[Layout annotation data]
□ □ □ □ □ □ □
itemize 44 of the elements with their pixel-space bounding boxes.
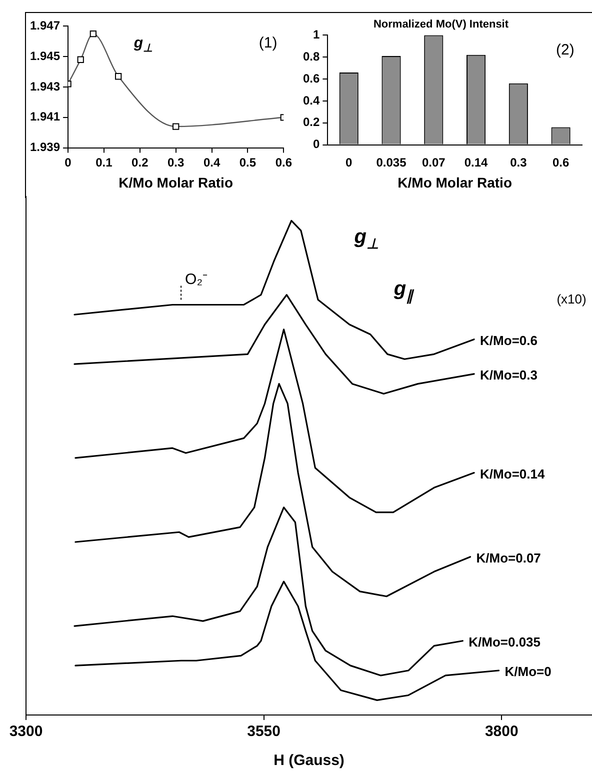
- annotation: (x10): [556, 291, 586, 306]
- y-tick-label: 0: [312, 137, 320, 152]
- x-tick-label: 0.6: [552, 155, 570, 170]
- x-axis-title: K/Mo Molar Ratio: [118, 174, 234, 190]
- annotation: g⊥: [353, 226, 378, 252]
- y-tick-label: 1.941: [30, 110, 60, 124]
- x-tick-label: 0: [64, 155, 72, 170]
- y-tick-label: 1: [312, 28, 320, 42]
- series-label: K/Mo=0.07: [476, 550, 541, 566]
- x-axis-title: H (Gauss): [274, 752, 344, 770]
- annotation: (1): [258, 34, 278, 52]
- series-label: K/Mo=0.3: [480, 368, 538, 383]
- x-tick-label: 0: [346, 155, 353, 170]
- x-tick-label: 0.1: [96, 155, 113, 170]
- x-tick-label: 3300: [9, 723, 43, 740]
- series-label: K/Mo=0: [504, 664, 552, 680]
- y-tick-label: 0.2: [302, 115, 320, 130]
- chart-title: Normalized Mo(V) Intensit: [373, 18, 509, 31]
- x-tick-label: 0.2: [132, 155, 149, 170]
- x-tick-label: 3550: [247, 723, 281, 740]
- x-tick-label: 0.14: [464, 155, 488, 170]
- y-tick-label: 1.945: [30, 48, 60, 63]
- x-tick-label: 0.3: [510, 155, 528, 170]
- x-tick-label: 0.035: [376, 155, 407, 170]
- annotation: g⊥: [132, 34, 154, 55]
- series-label: K/Mo=0.14: [480, 466, 546, 482]
- x-axis-title: K/Mo Molar Ratio: [398, 174, 512, 190]
- x-tick-label: 0.07: [422, 155, 446, 170]
- x-tick-label: 0.3: [168, 155, 185, 170]
- y-tick-label: 0.4: [302, 93, 320, 108]
- y-tick-label: 1.939: [30, 140, 60, 154]
- y-tick-label: 0.8: [302, 49, 320, 64]
- x-tick-label: 0.5: [239, 155, 256, 170]
- x-tick-label: 0.4: [203, 155, 220, 170]
- annotation: g∥: [392, 278, 416, 304]
- x-tick-label: 3800: [484, 723, 518, 740]
- x-tick-label: 0.6: [275, 155, 292, 170]
- annotation: (2): [556, 42, 574, 59]
- series-label: K/Mo=0.6: [480, 332, 538, 348]
- annotation: O₂⁻: [185, 270, 208, 288]
- y-tick-label: 1.943: [30, 79, 60, 94]
- y-tick-label: 0.6: [302, 71, 320, 86]
- series-label: K/Mo=0.035: [468, 634, 541, 650]
- y-tick-label: 1.947: [30, 18, 60, 33]
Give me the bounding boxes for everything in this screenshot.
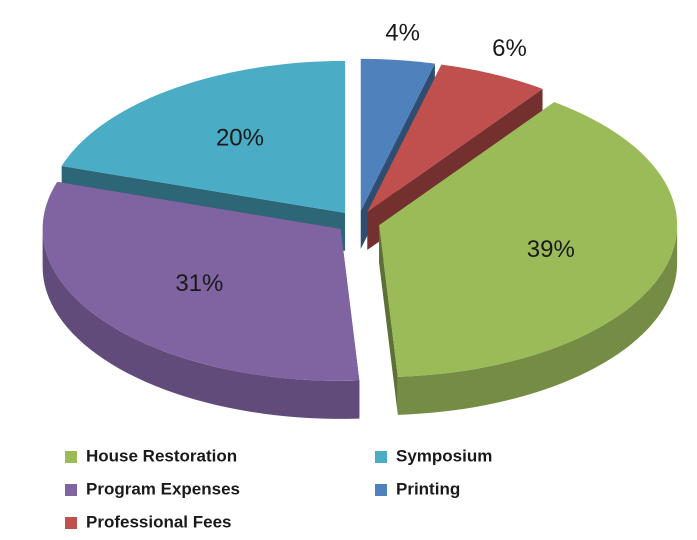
- slice-wall: [397, 225, 678, 415]
- slice-side: [379, 225, 398, 415]
- legend-swatch: [65, 517, 77, 529]
- legend-swatch: [65, 484, 77, 496]
- data-label: 20%: [216, 124, 264, 151]
- legend-swatch: [375, 451, 387, 463]
- slice-wall: [42, 228, 360, 419]
- slice: [360, 58, 435, 211]
- slice: [367, 64, 543, 212]
- legend-swatch: [65, 451, 77, 463]
- legend-label: Program Expenses: [86, 479, 240, 498]
- data-label: 6%: [492, 35, 527, 62]
- data-label: 31%: [175, 270, 223, 297]
- legend-label: Printing: [396, 479, 460, 498]
- legend-label: Professional Fees: [86, 512, 232, 531]
- legend-swatch: [375, 484, 387, 496]
- data-label: 4%: [385, 19, 420, 46]
- slice: [379, 102, 678, 377]
- legend-label: Symposium: [396, 446, 492, 465]
- slice: [61, 60, 346, 213]
- legend-label: House Restoration: [86, 446, 237, 465]
- data-label: 39%: [527, 236, 575, 263]
- slice: [42, 181, 360, 381]
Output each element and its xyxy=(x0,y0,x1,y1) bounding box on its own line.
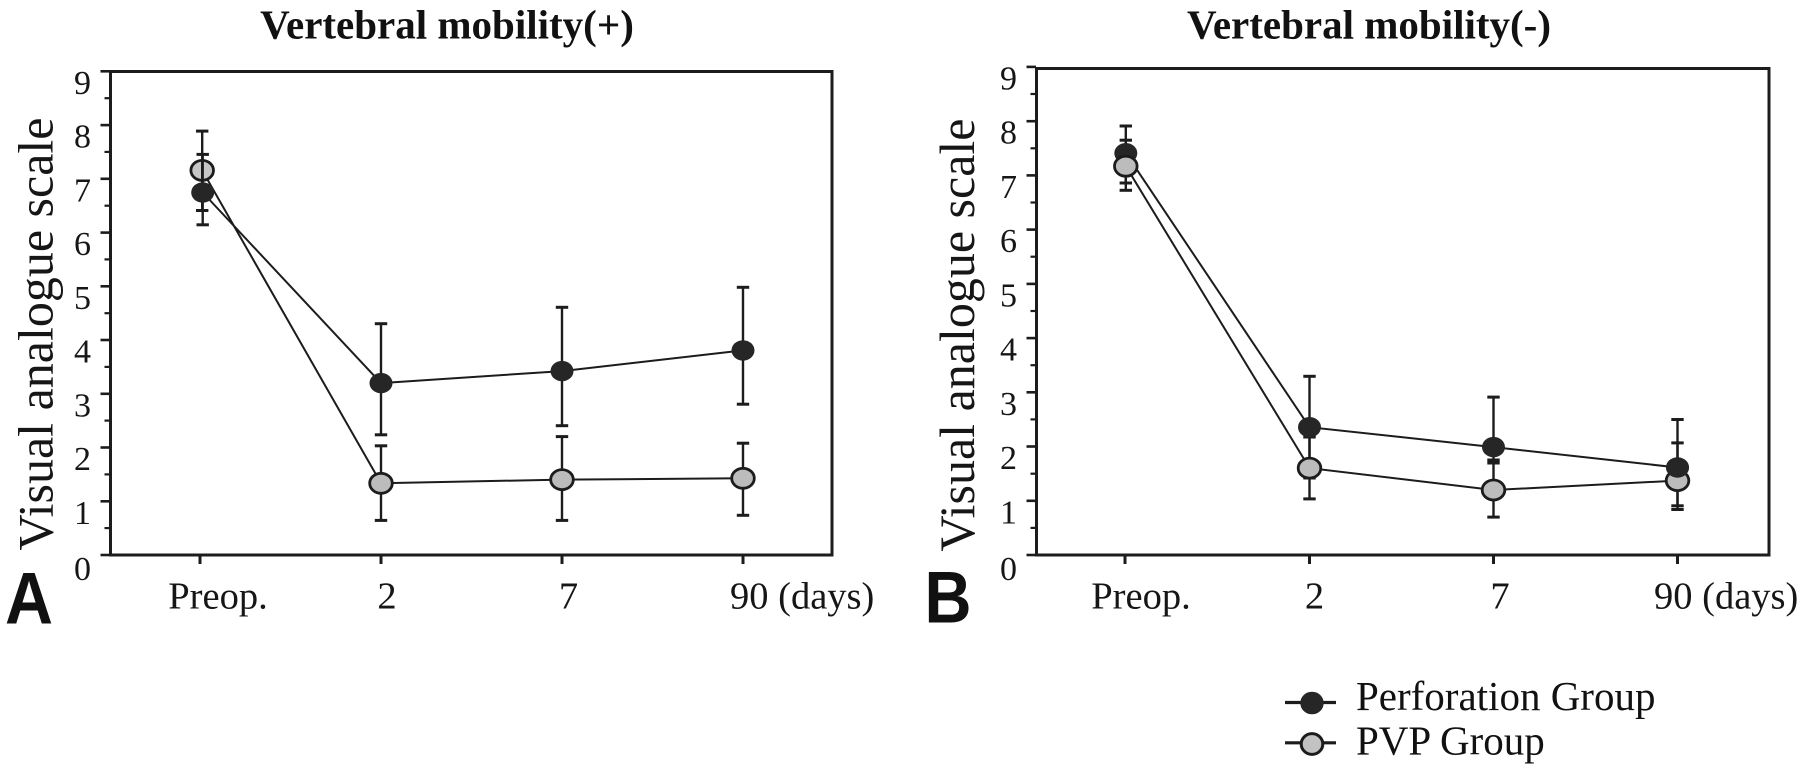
svg-text:5: 5 xyxy=(74,280,91,317)
svg-text:7: 7 xyxy=(1000,169,1017,206)
svg-text:6: 6 xyxy=(74,226,91,263)
svg-text:Visual analogue scale: Visual analogue scale xyxy=(929,119,985,552)
svg-text:Visual analogue scale: Visual analogue scale xyxy=(8,118,64,551)
svg-text:0: 0 xyxy=(74,551,91,588)
svg-text:90 (days): 90 (days) xyxy=(1654,576,1798,618)
svg-text:0: 0 xyxy=(1000,551,1017,588)
svg-text:7: 7 xyxy=(74,172,91,209)
svg-text:8: 8 xyxy=(74,119,91,156)
svg-text:1: 1 xyxy=(1000,494,1017,531)
svg-text:7: 7 xyxy=(1490,576,1509,618)
svg-text:7: 7 xyxy=(559,576,578,618)
svg-text:Vertebral mobility(-): Vertebral mobility(-) xyxy=(1187,2,1551,48)
svg-text:8: 8 xyxy=(1000,115,1017,152)
svg-text:PVP Group: PVP Group xyxy=(1356,718,1545,764)
svg-text:2: 2 xyxy=(377,576,396,618)
svg-text:Preop.: Preop. xyxy=(1091,576,1190,618)
svg-text:2: 2 xyxy=(1000,440,1017,477)
svg-text:9: 9 xyxy=(74,65,91,102)
svg-text:Perforation Group: Perforation Group xyxy=(1356,673,1655,719)
svg-text:4: 4 xyxy=(1000,332,1017,369)
svg-text:Preop.: Preop. xyxy=(168,576,267,618)
svg-text:6: 6 xyxy=(1000,223,1017,260)
svg-text:Vertebral mobility(+): Vertebral mobility(+) xyxy=(260,2,634,48)
svg-text:2: 2 xyxy=(74,441,91,478)
svg-text:3: 3 xyxy=(74,387,91,424)
svg-text:A: A xyxy=(5,559,53,640)
svg-text:3: 3 xyxy=(1000,386,1017,423)
svg-text:4: 4 xyxy=(74,334,91,371)
svg-text:1: 1 xyxy=(74,495,91,532)
svg-text:2: 2 xyxy=(1305,576,1324,618)
svg-text:9: 9 xyxy=(1000,60,1017,97)
svg-text:90 (days): 90 (days) xyxy=(730,576,874,618)
svg-text:B: B xyxy=(925,558,972,639)
svg-text:5: 5 xyxy=(1000,277,1017,314)
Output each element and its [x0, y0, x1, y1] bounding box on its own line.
□ □ □ □ □ □ □
◆ Given exercise: Reproduce all of the lines above without any changes, and leave the pictures out of your answer.

◆ Complete output:
itemize 44 of the elements with their pixel-space bounding boxes.
- annotation: (x10): [556, 291, 586, 306]
- y-tick-label: 0: [312, 137, 320, 152]
- x-tick-label: 0.6: [552, 155, 570, 170]
- x-axis-title: K/Mo Molar Ratio: [118, 174, 234, 190]
- annotation: g⊥: [353, 226, 378, 252]
- y-tick-label: 1.941: [30, 110, 60, 124]
- x-tick-label: 0: [64, 155, 72, 170]
- y-tick-label: 1: [312, 28, 320, 42]
- series-label: K/Mo=0.07: [476, 550, 541, 566]
- x-axis-title: H (Gauss): [274, 752, 344, 770]
- annotation: (1): [258, 34, 278, 52]
- series-label: K/Mo=0.3: [480, 368, 538, 383]
- x-tick-label: 0: [346, 155, 353, 170]
- x-tick-label: 0.1: [96, 155, 113, 170]
- x-tick-label: 3300: [9, 723, 43, 740]
- series-label: K/Mo=0: [504, 664, 552, 680]
- y-tick-label: 0.2: [302, 115, 320, 130]
- chart-title: Normalized Mo(V) Intensit: [373, 18, 509, 31]
- x-tick-label: 0.2: [132, 155, 149, 170]
- x-tick-label: 3550: [247, 723, 281, 740]
- x-tick-label: 0.14: [464, 155, 488, 170]
- y-tick-label: 1.945: [30, 48, 60, 63]
- x-tick-label: 0.3: [510, 155, 528, 170]
- x-tick-label: 0.035: [376, 155, 407, 170]
- annotation: g⊥: [132, 34, 154, 55]
- series-label: K/Mo=0.14: [480, 466, 546, 482]
- x-axis-title: K/Mo Molar Ratio: [398, 174, 512, 190]
- x-tick-label: 0.07: [422, 155, 446, 170]
- x-tick-label: 0.3: [168, 155, 185, 170]
- y-tick-label: 0.4: [302, 93, 320, 108]
- y-tick-label: 1.939: [30, 140, 60, 154]
- y-tick-label: 0.8: [302, 49, 320, 64]
- x-tick-label: 0.5: [239, 155, 256, 170]
- x-tick-label: 0.4: [203, 155, 220, 170]
- annotation: g∥: [392, 278, 416, 304]
- x-tick-label: 3800: [484, 723, 518, 740]
- x-tick-label: 0.6: [275, 155, 292, 170]
- annotation: (2): [556, 42, 574, 59]
- series-label: K/Mo=0.6: [480, 332, 538, 348]
- annotation: O₂⁻: [185, 270, 208, 288]
- y-tick-label: 1.943: [30, 79, 60, 94]
- y-tick-label: 0.6: [302, 71, 320, 86]
- series-label: K/Mo=0.035: [468, 634, 541, 650]
- y-tick-label: 1.947: [30, 18, 60, 33]
Give me the bounding boxes for everything in this screenshot.
- slice-wall: [397, 225, 678, 415]
- slice-side: [379, 225, 398, 415]
- legend-swatch: [65, 517, 77, 529]
- legend-swatch: [65, 484, 77, 496]
- data-label: 20%: [216, 124, 264, 151]
- legend-swatch: [375, 451, 387, 463]
- slice-wall: [42, 228, 360, 419]
- slice: [360, 58, 435, 211]
- slice: [367, 64, 543, 212]
- legend-swatch: [65, 451, 77, 463]
- legend-label: Program Expenses: [86, 479, 240, 498]
- data-label: 6%: [492, 35, 527, 62]
- data-label: 31%: [175, 270, 223, 297]
- legend-label: Printing: [396, 479, 460, 498]
- legend-label: Professional Fees: [86, 512, 232, 531]
- legend-swatch: [375, 484, 387, 496]
- data-label: 4%: [385, 19, 420, 46]
- slice: [379, 102, 678, 377]
- legend-label: Symposium: [396, 446, 492, 465]
- slice: [61, 60, 346, 213]
- legend-label: House Restoration: [86, 446, 237, 465]
- data-label: 39%: [527, 236, 575, 263]
- slice: [42, 181, 360, 381]
Output each element and its xyxy=(x0,y0,x1,y1) bounding box on its own line.
svg-text:5: 5 xyxy=(74,280,91,317)
svg-text:7: 7 xyxy=(1000,169,1017,206)
svg-text:6: 6 xyxy=(74,226,91,263)
svg-text:Visual analogue scale: Visual analogue scale xyxy=(929,119,985,552)
svg-text:Visual analogue scale: Visual analogue scale xyxy=(8,118,64,551)
svg-text:0: 0 xyxy=(74,551,91,588)
svg-text:90 (days): 90 (days) xyxy=(1654,576,1798,618)
svg-text:0: 0 xyxy=(1000,551,1017,588)
svg-text:7: 7 xyxy=(74,172,91,209)
svg-text:8: 8 xyxy=(74,119,91,156)
svg-text:1: 1 xyxy=(1000,494,1017,531)
svg-text:7: 7 xyxy=(1490,576,1509,618)
svg-text:7: 7 xyxy=(559,576,578,618)
svg-text:Vertebral mobility(-): Vertebral mobility(-) xyxy=(1187,2,1551,48)
svg-text:8: 8 xyxy=(1000,115,1017,152)
svg-text:PVP Group: PVP Group xyxy=(1356,718,1545,764)
svg-text:2: 2 xyxy=(377,576,396,618)
svg-text:Preop.: Preop. xyxy=(1091,576,1190,618)
svg-text:2: 2 xyxy=(1000,440,1017,477)
svg-text:9: 9 xyxy=(74,65,91,102)
svg-text:Perforation Group: Perforation Group xyxy=(1356,673,1655,719)
svg-text:4: 4 xyxy=(1000,332,1017,369)
svg-text:Preop.: Preop. xyxy=(168,576,267,618)
svg-text:6: 6 xyxy=(1000,223,1017,260)
svg-text:Vertebral mobility(+): Vertebral mobility(+) xyxy=(260,2,634,48)
svg-text:2: 2 xyxy=(74,441,91,478)
svg-text:3: 3 xyxy=(74,387,91,424)
svg-text:A: A xyxy=(5,559,53,640)
svg-text:3: 3 xyxy=(1000,386,1017,423)
svg-text:4: 4 xyxy=(74,334,91,371)
svg-text:1: 1 xyxy=(74,495,91,532)
svg-text:2: 2 xyxy=(1305,576,1324,618)
svg-text:9: 9 xyxy=(1000,60,1017,97)
svg-text:90 (days): 90 (days) xyxy=(730,576,874,618)
svg-text:B: B xyxy=(925,558,972,639)
svg-text:5: 5 xyxy=(1000,277,1017,314)
Output each element and its [x0, y0, x1, y1] bounding box on its own line.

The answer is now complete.